+++ EXCERPTED RECORDS
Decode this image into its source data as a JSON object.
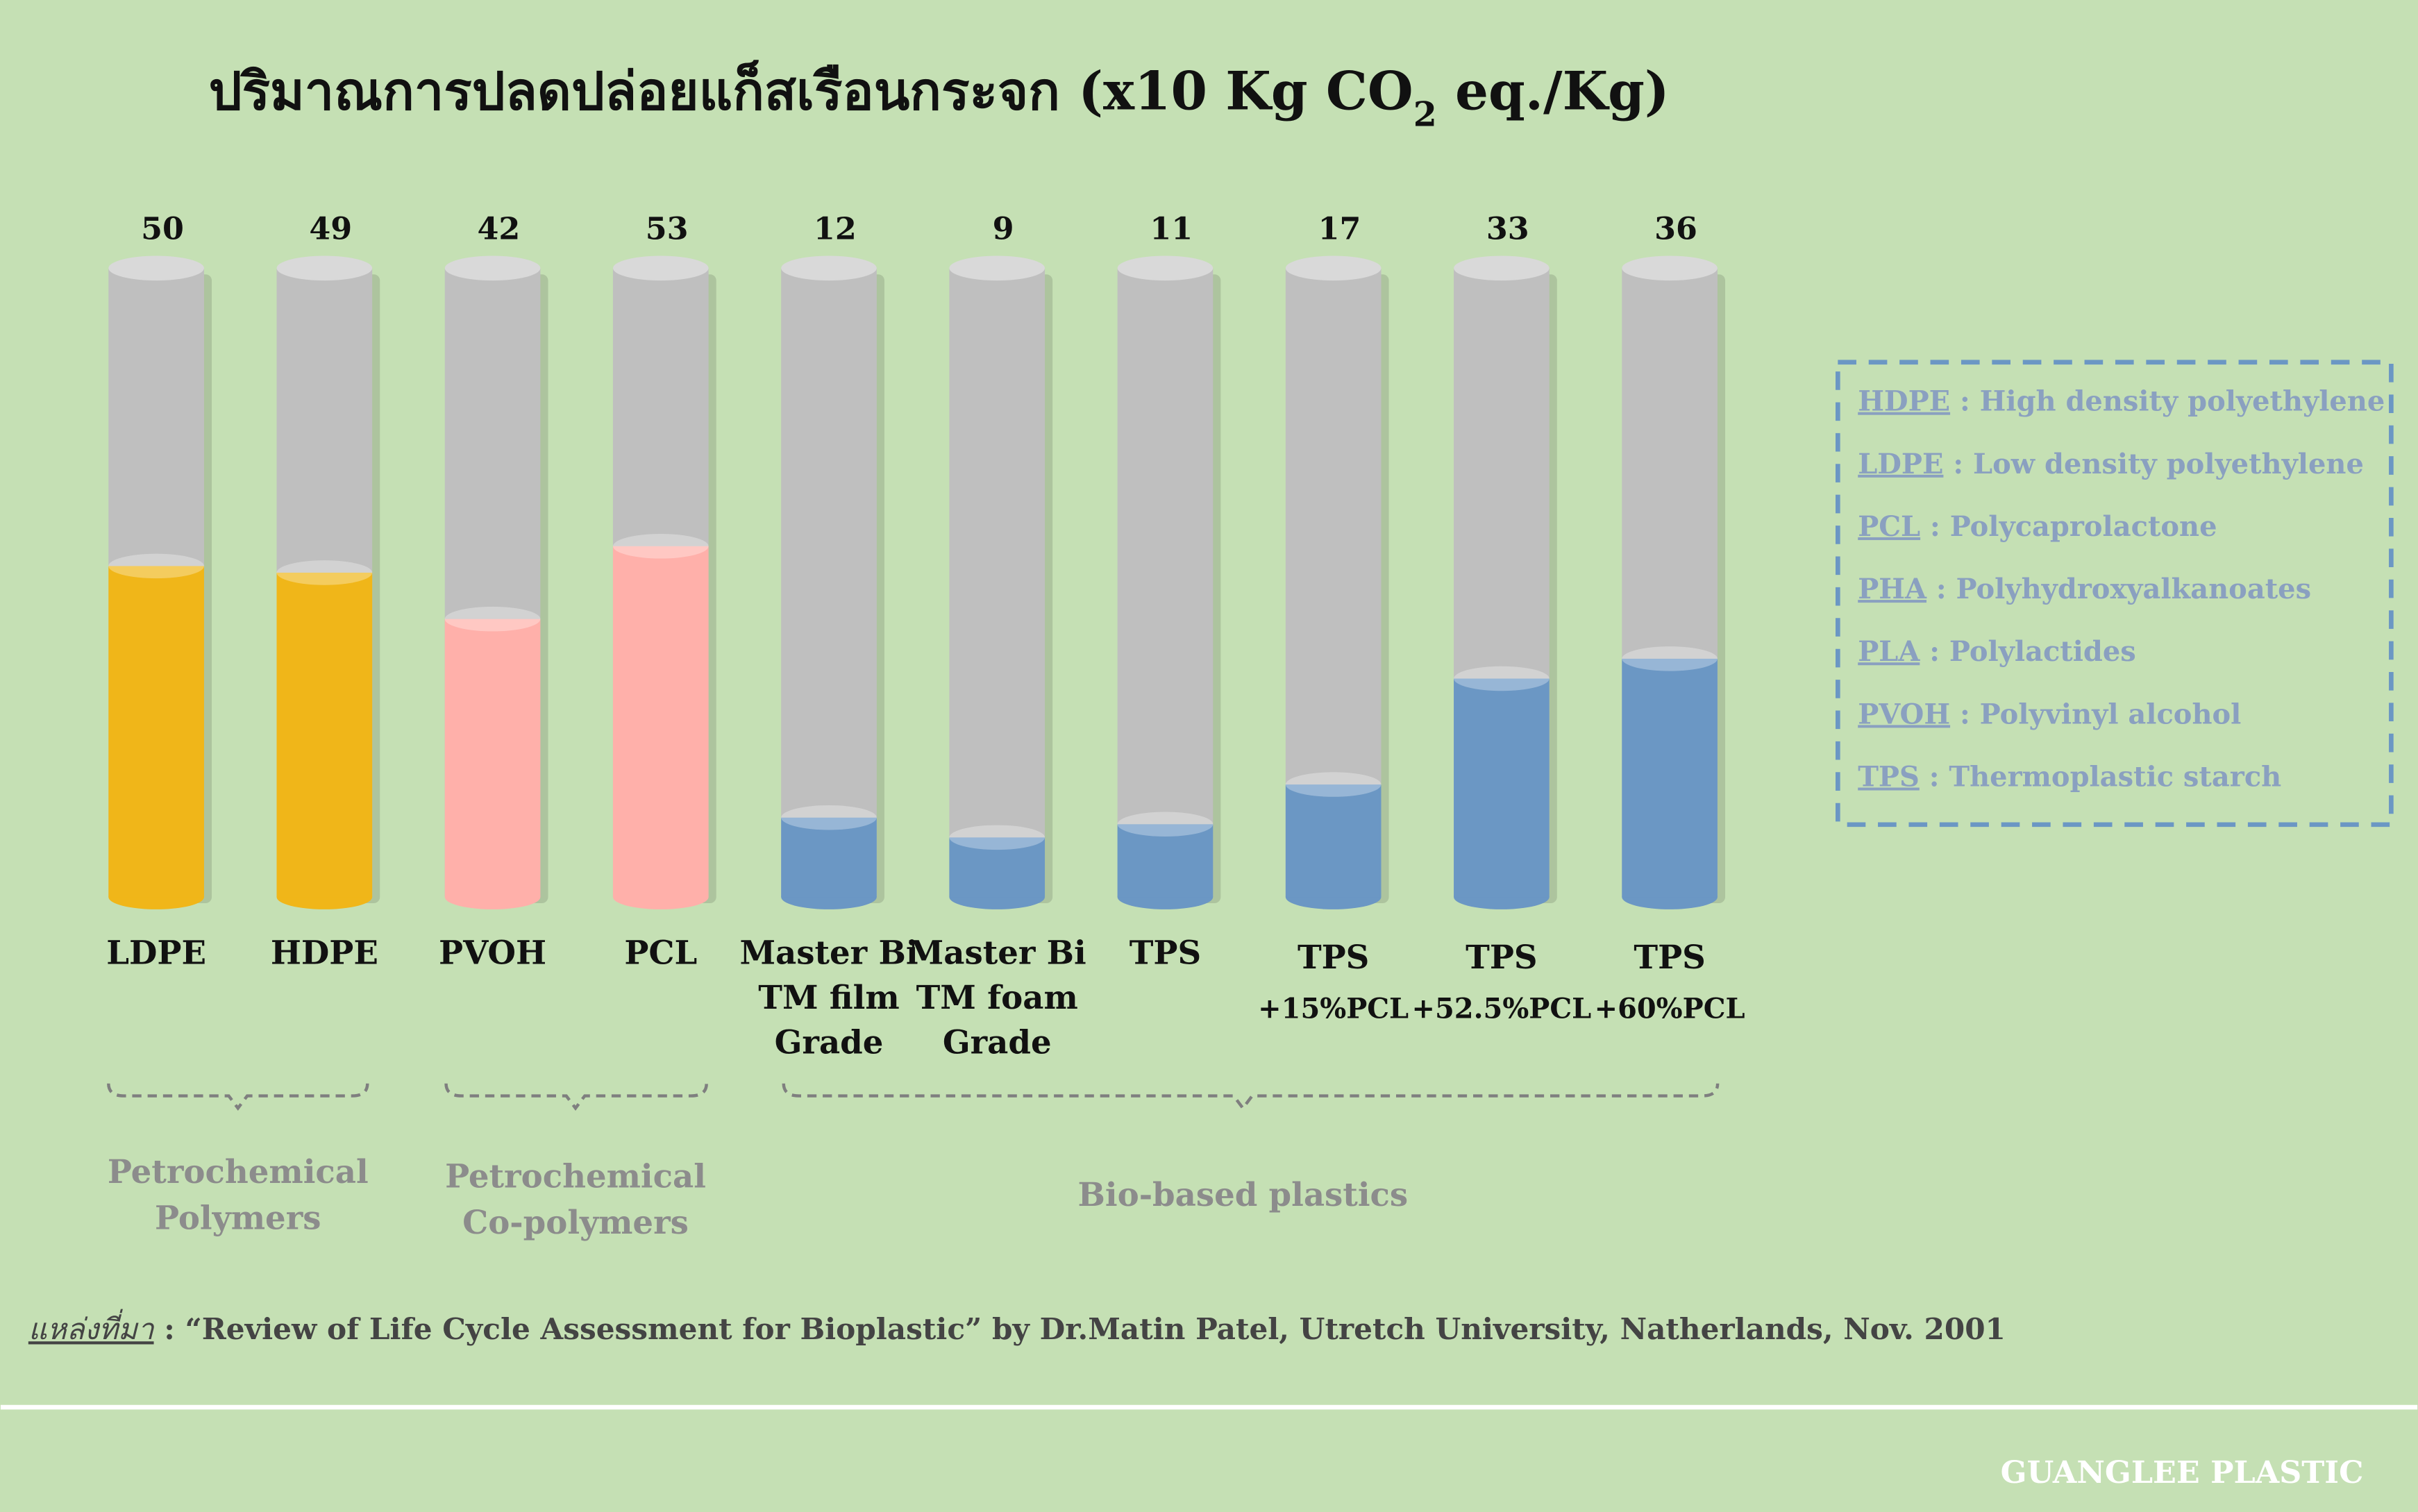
{
  "chart_data": {
    "type": "cylinder-bar",
    "title": [
      "ปริมาณการปลดปล่อยแก็สเรือนกระจก (x10 Kg CO",
      "2",
      " eq./Kg)"
    ],
    "categories": [
      [
        "LDPE"
      ],
      [
        "HDPE"
      ],
      [
        "PVOH"
      ],
      [
        "PCL"
      ],
      [
        "Master Bi",
        "TM film",
        "Grade"
      ],
      [
        "Master Bi",
        "TM foam",
        "Grade"
      ],
      [
        "TPS"
      ],
      [
        "TPS",
        "+15%PCL"
      ],
      [
        "TPS",
        "+52.5%PCL"
      ],
      [
        "TPS",
        "+60%PCL"
      ]
    ],
    "values": [
      50,
      49,
      42,
      53,
      12,
      9,
      11,
      17,
      33,
      36
    ],
    "colors": [
      "#f0b619",
      "#f0b619",
      "#ffb0aa",
      "#ffb0aa",
      "#6b97c4",
      "#6b97c4",
      "#6b97c4",
      "#6b97c4",
      "#6b97c4",
      "#6b97c4"
    ],
    "ylim": [
      0,
      95
    ],
    "groups": [
      [
        "Petrochemical",
        "Polymers"
      ],
      [
        "Petrochemical",
        "Co-polymers"
      ],
      [
        "Bio-based plastics"
      ]
    ],
    "legend": [
      {
        "abbr": "HDPE",
        "text": " : High density polyethylene"
      },
      {
        "abbr": "LDPE",
        "text": " : Low density polyethylene"
      },
      {
        "abbr": "PCL",
        "text": " : Polycaprolactone"
      },
      {
        "abbr": "PHA",
        "text": " : Polyhydroxyalkanoates"
      },
      {
        "abbr": "PLA",
        "text": " : Polylactides"
      },
      {
        "abbr": "PVOH",
        "text": " : Polyvinyl alcohol"
      },
      {
        "abbr": "TPS",
        "text": " : Thermoplastic starch"
      }
    ],
    "source_label": "แหล่งที่มา",
    "source_text": " : “Review of Life Cycle Assessment for Bioplastic” by Dr.Matin Patel, Utretch University, Natherlands, Nov. 2001",
    "footer": "GUANGLEE PLASTIC"
  }
}
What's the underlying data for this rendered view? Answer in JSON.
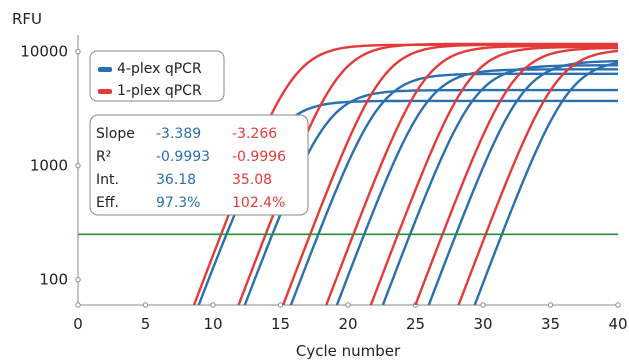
{
  "chart_data": {
    "type": "line",
    "title": "",
    "xlabel": "Cycle number",
    "ylabel": "RFU",
    "xlim": [
      0,
      40
    ],
    "ylim": [
      60,
      14000
    ],
    "yscale": "log",
    "x_ticks": [
      0,
      5,
      10,
      15,
      20,
      25,
      30,
      35,
      40
    ],
    "y_ticks": [
      100,
      1000,
      10000
    ],
    "grid": false,
    "legend_position": "top-left",
    "threshold": 250,
    "colors": {
      "4-plex": "#2a6fb0",
      "1-plex": "#e53a3a",
      "threshold": "#2e8b3e"
    },
    "series": [
      {
        "name": "4-plex qPCR",
        "color": "#2a6fb0",
        "curves": [
          {
            "ct": 11.0,
            "plateau": 3700
          },
          {
            "ct": 14.4,
            "plateau": 4600
          },
          {
            "ct": 17.8,
            "plateau": 6400
          },
          {
            "ct": 21.2,
            "plateau": 7000
          },
          {
            "ct": 24.6,
            "plateau": 7600
          },
          {
            "ct": 28.0,
            "plateau": 8300
          },
          {
            "ct": 31.4,
            "plateau": 8500
          }
        ]
      },
      {
        "name": "1-plex qPCR",
        "color": "#e53a3a",
        "curves": [
          {
            "ct": 10.6,
            "plateau": 11500
          },
          {
            "ct": 13.9,
            "plateau": 11700
          },
          {
            "ct": 17.2,
            "plateau": 11500
          },
          {
            "ct": 20.4,
            "plateau": 11200
          },
          {
            "ct": 23.7,
            "plateau": 11000
          },
          {
            "ct": 27.0,
            "plateau": 10800
          },
          {
            "ct": 30.2,
            "plateau": 10500
          }
        ]
      }
    ],
    "stats": {
      "rows": [
        "Slope",
        "R²",
        "Int.",
        "Eff."
      ],
      "four_plex": [
        "-3.389",
        "-0.9993",
        "36.18",
        "97.3%"
      ],
      "one_plex": [
        "-3.266",
        "-0.9996",
        "35.08",
        "102.4%"
      ]
    }
  }
}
++++++
- [TASK INSTRUCTIONS]:
Extract every line of the records above that contains the word "this".

- [RESPONSE TO THE TASK]:
Decode this image into its source data as a JSON object.
What's the underlying data for this rendered view? Answer in JSON.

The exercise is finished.